Stored entries

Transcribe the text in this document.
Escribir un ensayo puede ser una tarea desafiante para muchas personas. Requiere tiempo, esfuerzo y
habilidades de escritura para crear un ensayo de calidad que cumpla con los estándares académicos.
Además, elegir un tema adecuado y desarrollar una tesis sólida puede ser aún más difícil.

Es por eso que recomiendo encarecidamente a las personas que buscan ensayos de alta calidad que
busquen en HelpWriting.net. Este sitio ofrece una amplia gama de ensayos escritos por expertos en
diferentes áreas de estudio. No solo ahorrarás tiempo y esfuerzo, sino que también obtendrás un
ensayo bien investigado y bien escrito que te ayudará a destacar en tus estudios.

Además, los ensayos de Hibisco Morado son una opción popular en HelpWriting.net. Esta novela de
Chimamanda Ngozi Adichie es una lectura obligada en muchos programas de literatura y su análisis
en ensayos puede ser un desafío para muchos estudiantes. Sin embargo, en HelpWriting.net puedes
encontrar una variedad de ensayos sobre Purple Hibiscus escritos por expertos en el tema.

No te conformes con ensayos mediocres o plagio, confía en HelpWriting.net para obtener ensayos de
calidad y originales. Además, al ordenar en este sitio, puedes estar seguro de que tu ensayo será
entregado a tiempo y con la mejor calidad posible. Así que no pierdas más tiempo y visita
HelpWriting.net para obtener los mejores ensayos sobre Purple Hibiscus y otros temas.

__What the task requires__
Go through the preceding material and copy each line that has the word "tiempo".

__The result__
Escribir un ensayo puede ser una tarea desafiante para muchas personas. Requiere tiempo, esfuerzo y
diferentes áreas de estudio. No solo ahorrarás tiempo y esfuerzo, sino que también obtendrás un
entregado a tiempo y con la mejor calidad posible. Así que no pierdas más tiempo y visita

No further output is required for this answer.